» **TASK GOAL**
Take every line where the string "training" appears and copy it.

» **PROVIDED INFORMATION**
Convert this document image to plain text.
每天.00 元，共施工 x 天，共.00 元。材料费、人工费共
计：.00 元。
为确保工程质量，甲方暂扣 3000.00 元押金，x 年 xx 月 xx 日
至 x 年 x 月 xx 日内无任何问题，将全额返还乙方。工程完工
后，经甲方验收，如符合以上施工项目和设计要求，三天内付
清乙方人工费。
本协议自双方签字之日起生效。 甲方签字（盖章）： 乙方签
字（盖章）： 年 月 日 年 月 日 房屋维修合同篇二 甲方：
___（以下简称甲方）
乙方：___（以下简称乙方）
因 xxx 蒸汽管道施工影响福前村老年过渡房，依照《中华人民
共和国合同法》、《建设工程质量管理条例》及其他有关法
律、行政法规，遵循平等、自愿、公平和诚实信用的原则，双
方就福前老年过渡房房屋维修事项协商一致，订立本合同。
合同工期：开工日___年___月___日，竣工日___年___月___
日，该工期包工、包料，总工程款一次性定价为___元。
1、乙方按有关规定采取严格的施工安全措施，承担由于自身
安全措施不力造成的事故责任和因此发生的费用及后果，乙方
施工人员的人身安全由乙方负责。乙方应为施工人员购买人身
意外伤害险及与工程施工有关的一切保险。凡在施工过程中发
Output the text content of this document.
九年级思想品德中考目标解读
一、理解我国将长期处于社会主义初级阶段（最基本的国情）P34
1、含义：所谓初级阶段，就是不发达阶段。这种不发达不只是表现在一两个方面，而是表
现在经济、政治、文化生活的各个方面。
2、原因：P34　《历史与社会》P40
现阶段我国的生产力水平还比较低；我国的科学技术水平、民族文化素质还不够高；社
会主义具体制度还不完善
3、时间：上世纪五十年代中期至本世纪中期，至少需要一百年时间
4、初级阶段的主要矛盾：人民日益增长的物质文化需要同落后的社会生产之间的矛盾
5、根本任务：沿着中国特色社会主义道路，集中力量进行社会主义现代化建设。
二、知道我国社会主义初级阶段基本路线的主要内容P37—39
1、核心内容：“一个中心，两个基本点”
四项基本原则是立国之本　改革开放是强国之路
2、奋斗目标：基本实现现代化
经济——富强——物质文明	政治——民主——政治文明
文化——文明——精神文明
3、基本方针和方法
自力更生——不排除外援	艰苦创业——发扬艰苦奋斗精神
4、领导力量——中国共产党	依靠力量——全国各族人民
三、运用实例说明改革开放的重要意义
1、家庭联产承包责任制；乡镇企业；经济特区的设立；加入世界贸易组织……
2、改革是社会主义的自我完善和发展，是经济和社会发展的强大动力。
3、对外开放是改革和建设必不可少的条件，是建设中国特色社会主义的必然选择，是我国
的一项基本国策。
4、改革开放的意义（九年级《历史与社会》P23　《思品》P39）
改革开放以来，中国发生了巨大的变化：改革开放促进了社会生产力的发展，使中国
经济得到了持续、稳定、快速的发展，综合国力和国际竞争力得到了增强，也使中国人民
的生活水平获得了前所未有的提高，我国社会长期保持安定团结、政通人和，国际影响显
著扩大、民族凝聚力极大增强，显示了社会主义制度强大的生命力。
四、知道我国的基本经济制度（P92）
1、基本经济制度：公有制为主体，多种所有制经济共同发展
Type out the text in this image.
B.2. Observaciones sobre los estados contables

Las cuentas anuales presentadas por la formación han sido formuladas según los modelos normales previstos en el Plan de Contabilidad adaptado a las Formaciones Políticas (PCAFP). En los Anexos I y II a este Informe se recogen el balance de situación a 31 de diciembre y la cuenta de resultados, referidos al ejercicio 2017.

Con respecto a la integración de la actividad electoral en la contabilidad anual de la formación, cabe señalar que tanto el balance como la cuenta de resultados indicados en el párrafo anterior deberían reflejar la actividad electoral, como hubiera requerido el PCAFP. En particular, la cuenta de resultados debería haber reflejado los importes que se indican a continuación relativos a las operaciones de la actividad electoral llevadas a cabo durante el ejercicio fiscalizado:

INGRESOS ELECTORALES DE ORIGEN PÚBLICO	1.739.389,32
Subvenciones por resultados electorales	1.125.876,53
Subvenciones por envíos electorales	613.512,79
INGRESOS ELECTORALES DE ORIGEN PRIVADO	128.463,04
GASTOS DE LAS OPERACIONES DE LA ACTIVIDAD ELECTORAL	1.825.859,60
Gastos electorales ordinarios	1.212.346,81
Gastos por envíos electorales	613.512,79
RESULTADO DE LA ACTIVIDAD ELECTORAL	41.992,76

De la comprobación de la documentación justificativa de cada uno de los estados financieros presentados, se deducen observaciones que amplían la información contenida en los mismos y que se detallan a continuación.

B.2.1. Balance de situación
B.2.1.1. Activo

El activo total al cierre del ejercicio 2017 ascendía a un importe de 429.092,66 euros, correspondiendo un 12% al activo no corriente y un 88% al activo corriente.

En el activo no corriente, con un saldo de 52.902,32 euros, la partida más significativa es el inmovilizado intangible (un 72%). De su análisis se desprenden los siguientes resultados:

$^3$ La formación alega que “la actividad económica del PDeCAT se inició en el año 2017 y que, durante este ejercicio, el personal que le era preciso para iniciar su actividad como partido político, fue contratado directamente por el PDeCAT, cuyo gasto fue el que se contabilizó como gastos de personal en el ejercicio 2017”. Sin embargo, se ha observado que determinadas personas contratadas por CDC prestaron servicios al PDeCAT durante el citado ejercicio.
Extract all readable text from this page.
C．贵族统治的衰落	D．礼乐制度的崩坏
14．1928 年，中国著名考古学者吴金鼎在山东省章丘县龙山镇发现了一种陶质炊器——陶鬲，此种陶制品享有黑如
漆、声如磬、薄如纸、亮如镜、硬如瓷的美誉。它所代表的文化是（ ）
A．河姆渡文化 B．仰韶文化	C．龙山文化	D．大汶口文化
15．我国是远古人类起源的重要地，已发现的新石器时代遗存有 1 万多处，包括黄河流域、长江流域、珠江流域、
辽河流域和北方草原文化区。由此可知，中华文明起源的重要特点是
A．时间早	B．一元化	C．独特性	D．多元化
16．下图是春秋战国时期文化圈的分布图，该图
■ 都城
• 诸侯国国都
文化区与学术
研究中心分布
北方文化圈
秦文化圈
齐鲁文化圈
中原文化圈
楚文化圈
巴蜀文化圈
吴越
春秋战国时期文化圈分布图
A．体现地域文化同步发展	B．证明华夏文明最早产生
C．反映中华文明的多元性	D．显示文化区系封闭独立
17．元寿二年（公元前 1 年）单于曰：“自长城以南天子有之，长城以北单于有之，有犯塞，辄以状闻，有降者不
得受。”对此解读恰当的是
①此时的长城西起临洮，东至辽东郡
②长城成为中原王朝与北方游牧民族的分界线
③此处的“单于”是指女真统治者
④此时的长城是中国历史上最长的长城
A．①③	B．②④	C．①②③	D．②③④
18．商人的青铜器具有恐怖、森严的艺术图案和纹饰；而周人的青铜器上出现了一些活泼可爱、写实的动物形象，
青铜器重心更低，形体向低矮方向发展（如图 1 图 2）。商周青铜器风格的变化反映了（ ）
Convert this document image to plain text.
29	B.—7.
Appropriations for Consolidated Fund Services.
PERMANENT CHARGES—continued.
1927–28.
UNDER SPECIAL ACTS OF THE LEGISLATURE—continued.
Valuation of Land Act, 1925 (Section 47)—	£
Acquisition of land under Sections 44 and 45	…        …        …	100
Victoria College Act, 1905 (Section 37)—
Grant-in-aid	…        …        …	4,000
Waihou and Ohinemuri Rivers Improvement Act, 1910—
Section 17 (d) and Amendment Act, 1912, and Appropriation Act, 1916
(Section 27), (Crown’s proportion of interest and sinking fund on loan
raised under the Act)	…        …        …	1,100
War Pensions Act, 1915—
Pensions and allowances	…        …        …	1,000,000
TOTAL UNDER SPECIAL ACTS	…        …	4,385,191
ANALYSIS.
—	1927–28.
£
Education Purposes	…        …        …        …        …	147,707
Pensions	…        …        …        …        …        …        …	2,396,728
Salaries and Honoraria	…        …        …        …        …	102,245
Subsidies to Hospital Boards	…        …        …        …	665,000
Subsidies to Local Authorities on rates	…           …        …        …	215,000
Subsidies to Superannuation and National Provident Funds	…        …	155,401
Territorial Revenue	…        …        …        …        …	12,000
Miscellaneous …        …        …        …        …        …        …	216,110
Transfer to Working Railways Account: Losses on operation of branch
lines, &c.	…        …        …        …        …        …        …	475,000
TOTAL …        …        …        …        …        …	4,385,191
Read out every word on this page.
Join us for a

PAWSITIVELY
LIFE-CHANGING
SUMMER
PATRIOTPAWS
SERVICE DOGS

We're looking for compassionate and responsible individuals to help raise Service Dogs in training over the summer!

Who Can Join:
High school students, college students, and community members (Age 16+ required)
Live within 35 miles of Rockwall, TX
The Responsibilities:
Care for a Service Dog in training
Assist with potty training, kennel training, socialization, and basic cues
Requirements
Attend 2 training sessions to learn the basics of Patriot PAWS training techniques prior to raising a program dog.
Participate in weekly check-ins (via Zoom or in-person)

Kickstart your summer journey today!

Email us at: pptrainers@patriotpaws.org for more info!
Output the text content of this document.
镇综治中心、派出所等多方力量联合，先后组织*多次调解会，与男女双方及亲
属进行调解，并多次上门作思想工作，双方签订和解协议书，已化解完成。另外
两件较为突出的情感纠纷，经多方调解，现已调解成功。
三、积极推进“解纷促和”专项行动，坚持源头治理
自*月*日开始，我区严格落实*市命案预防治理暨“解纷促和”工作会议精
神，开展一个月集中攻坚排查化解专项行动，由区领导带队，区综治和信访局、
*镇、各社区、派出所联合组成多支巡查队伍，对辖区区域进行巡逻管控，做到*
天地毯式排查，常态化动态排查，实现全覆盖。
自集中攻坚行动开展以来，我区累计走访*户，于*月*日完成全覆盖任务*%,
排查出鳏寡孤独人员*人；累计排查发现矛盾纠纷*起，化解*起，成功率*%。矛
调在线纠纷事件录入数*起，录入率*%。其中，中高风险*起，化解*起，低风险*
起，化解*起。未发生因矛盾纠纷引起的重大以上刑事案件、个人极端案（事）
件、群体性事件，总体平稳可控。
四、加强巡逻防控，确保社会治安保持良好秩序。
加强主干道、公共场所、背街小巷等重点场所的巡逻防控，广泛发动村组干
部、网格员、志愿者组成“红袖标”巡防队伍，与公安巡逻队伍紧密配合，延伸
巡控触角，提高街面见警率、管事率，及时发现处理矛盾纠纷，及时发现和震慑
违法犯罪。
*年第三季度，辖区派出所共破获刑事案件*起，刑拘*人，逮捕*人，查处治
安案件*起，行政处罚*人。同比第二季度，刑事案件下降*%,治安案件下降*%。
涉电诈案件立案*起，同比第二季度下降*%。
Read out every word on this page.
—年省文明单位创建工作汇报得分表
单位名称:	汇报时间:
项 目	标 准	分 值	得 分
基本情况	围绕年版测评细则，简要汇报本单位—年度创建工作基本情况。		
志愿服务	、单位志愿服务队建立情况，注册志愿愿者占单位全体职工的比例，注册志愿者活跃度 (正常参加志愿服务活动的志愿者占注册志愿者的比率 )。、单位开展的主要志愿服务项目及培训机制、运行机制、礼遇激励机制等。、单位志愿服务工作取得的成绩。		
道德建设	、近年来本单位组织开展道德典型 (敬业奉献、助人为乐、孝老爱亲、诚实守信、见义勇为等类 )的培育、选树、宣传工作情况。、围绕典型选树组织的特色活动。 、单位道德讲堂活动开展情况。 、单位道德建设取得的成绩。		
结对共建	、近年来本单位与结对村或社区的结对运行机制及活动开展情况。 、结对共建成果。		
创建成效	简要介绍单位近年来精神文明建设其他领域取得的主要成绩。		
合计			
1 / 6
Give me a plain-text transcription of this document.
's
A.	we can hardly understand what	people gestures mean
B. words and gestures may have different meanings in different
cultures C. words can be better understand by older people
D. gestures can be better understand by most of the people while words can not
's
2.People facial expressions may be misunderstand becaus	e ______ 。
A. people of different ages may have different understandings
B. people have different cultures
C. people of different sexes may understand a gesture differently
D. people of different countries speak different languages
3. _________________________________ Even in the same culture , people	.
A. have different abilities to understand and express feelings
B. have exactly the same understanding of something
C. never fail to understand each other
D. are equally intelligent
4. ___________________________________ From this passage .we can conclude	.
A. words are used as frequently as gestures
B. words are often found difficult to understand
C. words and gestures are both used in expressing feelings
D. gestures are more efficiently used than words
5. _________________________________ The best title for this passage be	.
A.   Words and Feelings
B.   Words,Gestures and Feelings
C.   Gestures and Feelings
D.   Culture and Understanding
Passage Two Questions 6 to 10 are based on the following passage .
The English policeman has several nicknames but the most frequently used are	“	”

» **RIGHT ANSWER**
We're looking for compassionate and responsible individuals to help raise Service Dogs in training over the summer!
Care for a Service Dog in training
Assist with potty training, kennel training, socialization, and basic cues
Attend 2 training sessions to learn the basics of Patriot PAWS training techniques prior to raising a program dog.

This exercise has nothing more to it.